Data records
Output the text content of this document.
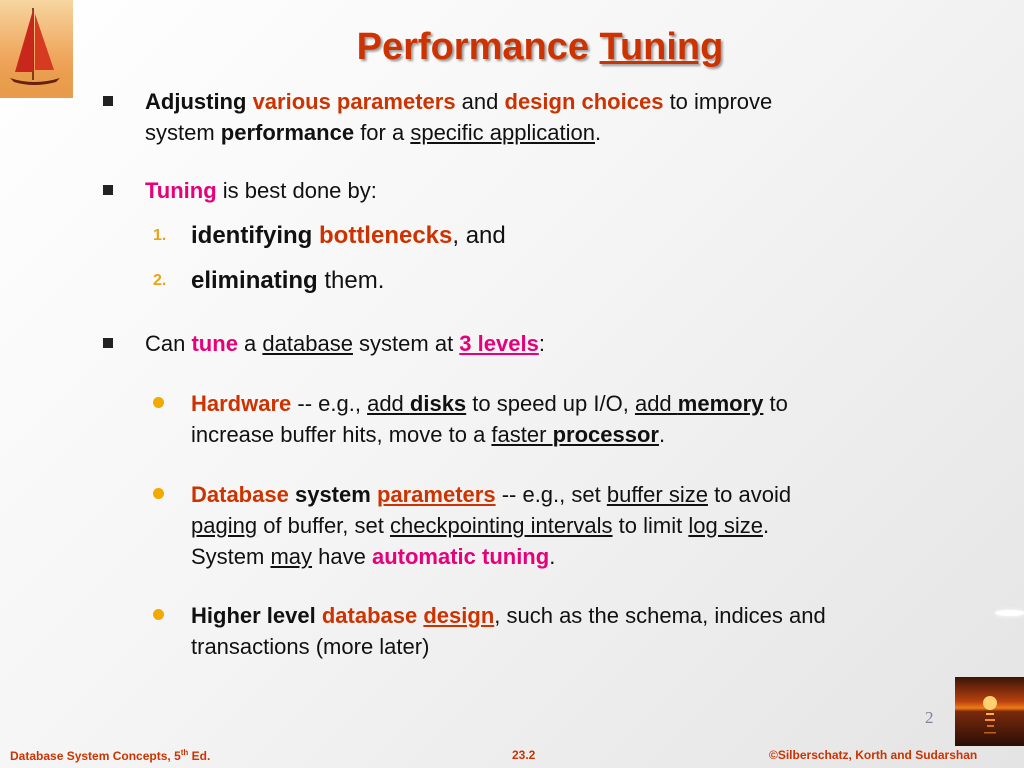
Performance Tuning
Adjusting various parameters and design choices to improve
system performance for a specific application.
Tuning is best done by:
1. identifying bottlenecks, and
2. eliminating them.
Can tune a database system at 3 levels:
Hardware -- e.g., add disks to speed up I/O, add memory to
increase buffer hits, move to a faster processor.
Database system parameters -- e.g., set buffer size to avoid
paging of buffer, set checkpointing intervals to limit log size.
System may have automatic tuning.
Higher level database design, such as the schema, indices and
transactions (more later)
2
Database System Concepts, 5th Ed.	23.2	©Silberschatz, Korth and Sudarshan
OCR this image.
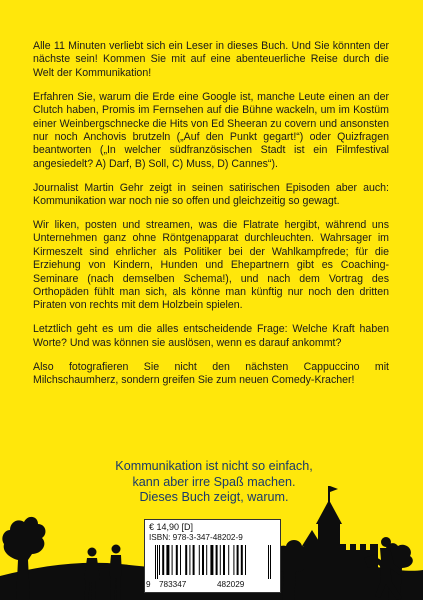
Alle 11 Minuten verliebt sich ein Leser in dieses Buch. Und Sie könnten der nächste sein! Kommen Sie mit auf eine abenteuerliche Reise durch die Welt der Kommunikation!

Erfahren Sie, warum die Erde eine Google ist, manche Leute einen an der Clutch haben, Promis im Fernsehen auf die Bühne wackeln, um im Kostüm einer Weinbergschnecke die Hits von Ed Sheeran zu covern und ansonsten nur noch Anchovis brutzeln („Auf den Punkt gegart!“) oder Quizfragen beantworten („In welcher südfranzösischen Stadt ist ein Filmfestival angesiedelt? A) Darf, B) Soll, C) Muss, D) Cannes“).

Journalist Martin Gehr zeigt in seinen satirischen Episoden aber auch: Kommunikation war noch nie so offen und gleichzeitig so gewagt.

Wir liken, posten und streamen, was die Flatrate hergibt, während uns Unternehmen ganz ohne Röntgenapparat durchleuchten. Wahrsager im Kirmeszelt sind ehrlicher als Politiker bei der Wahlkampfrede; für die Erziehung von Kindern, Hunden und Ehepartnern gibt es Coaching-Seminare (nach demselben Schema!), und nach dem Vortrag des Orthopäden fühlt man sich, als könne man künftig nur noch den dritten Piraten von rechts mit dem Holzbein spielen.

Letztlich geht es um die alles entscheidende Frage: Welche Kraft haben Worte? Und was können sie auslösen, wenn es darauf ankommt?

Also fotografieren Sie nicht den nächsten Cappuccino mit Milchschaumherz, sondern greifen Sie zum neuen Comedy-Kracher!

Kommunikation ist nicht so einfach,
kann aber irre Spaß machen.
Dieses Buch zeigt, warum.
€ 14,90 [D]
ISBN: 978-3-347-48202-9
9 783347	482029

==

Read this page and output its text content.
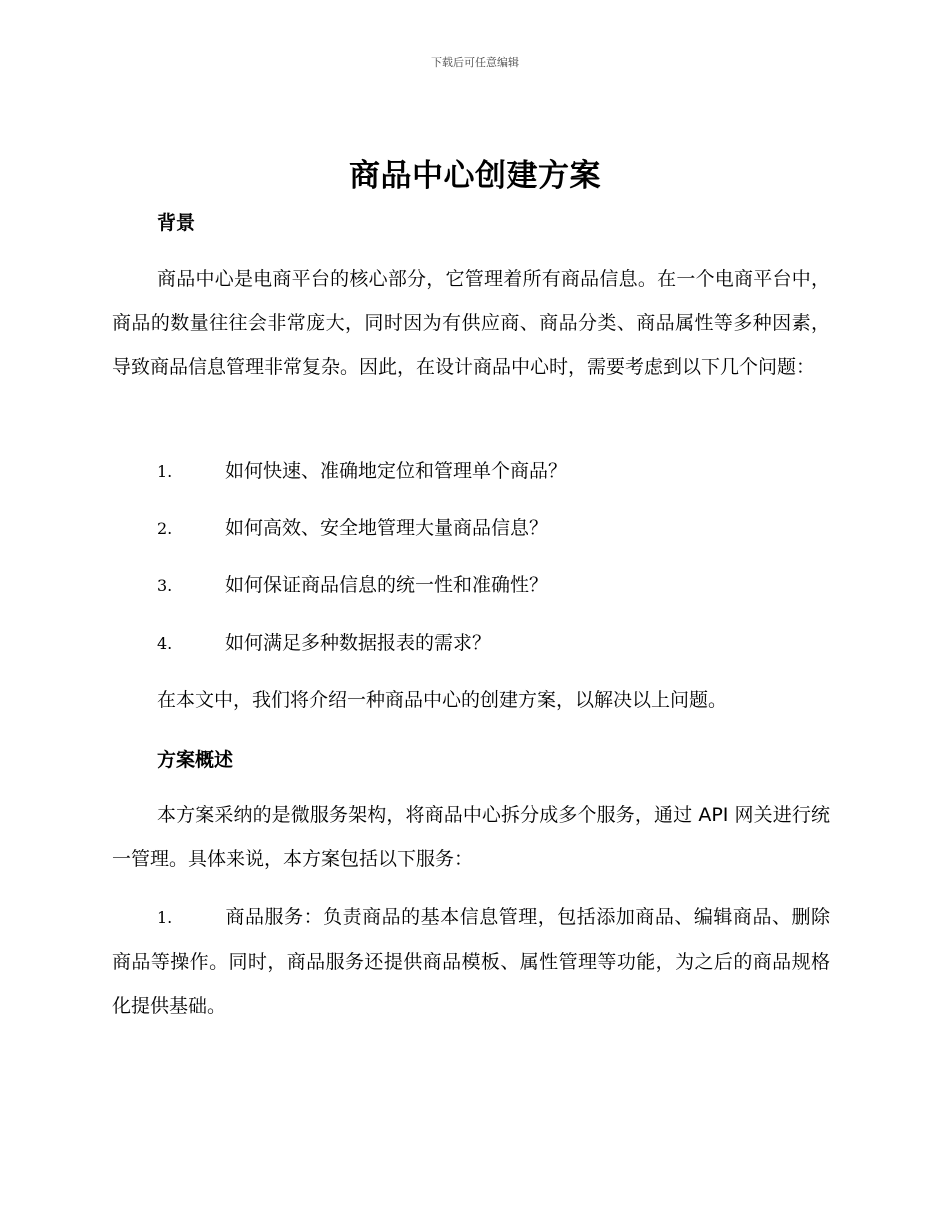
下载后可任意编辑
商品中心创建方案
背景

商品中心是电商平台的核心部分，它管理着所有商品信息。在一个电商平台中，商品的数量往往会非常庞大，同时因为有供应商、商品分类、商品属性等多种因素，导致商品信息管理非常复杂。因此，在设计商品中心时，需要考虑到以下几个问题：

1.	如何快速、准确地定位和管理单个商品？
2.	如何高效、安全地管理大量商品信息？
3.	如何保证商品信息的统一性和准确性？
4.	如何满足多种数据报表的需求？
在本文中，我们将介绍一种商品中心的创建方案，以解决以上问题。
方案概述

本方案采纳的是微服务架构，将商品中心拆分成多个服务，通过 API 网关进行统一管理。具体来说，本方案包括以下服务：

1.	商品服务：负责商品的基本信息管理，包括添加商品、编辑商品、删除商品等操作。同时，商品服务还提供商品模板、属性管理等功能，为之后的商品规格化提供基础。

--

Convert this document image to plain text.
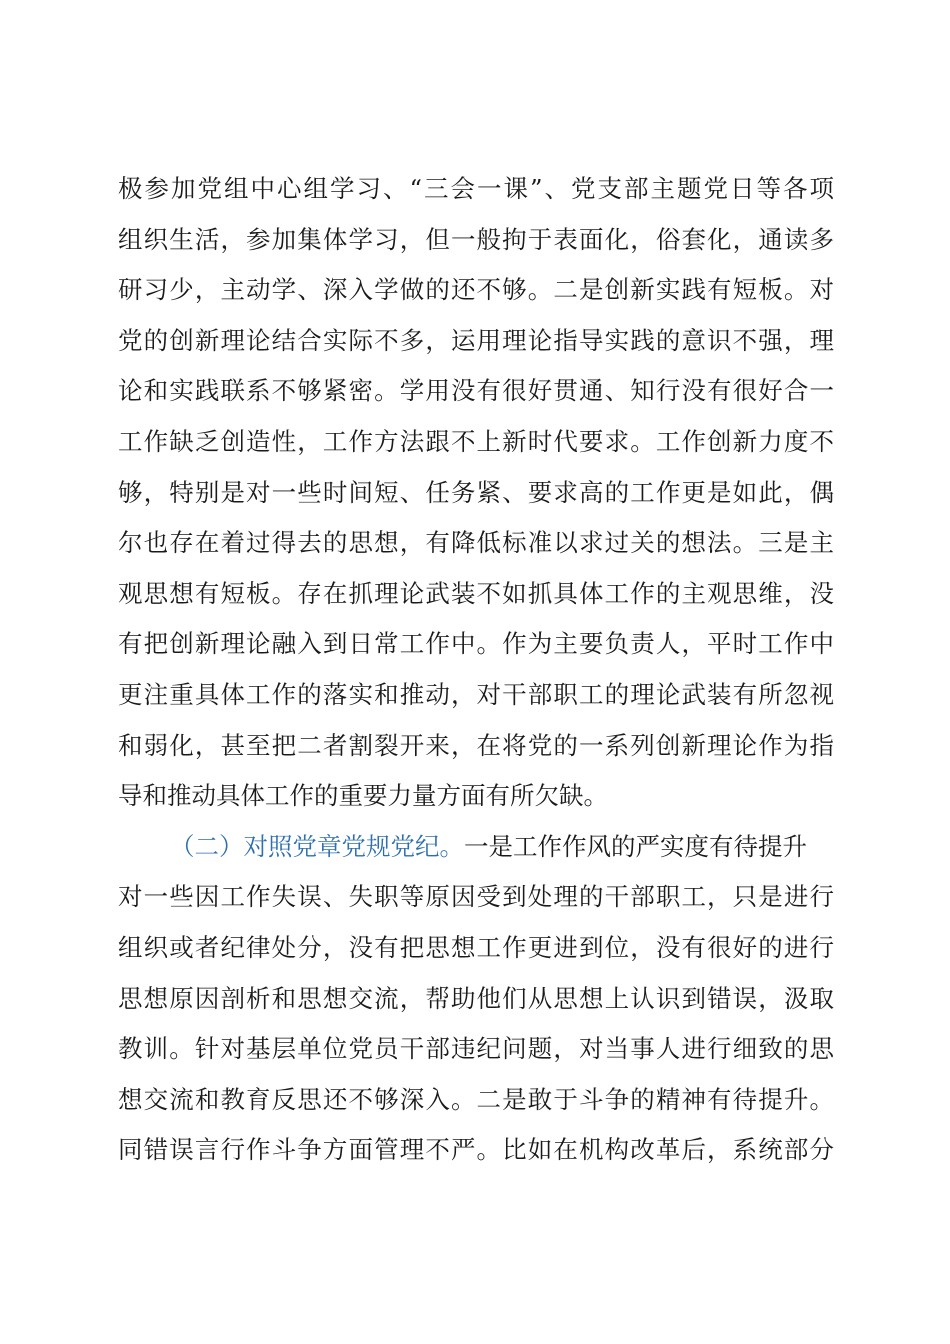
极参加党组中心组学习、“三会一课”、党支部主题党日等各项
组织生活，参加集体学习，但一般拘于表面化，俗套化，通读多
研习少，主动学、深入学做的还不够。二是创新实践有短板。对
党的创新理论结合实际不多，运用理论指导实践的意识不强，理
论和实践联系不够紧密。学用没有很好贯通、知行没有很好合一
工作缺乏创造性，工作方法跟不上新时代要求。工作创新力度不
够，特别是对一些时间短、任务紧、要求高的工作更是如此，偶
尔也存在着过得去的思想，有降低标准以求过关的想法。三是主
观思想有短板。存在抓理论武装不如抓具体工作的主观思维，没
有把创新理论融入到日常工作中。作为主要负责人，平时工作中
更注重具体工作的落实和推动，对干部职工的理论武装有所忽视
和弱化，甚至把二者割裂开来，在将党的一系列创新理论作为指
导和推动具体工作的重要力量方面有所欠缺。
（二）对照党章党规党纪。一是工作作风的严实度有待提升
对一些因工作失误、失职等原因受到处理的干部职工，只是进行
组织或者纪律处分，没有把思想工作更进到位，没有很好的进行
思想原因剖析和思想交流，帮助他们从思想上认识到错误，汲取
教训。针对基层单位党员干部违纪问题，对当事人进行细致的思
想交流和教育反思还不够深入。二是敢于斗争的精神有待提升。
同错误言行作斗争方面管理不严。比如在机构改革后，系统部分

TASK REQUIREMENTS
Using the material above, gather every line that includes "text".

THE SOLUTION
Output the text content of this document.
Read this page and output its text content.
Convert this document image to plain text.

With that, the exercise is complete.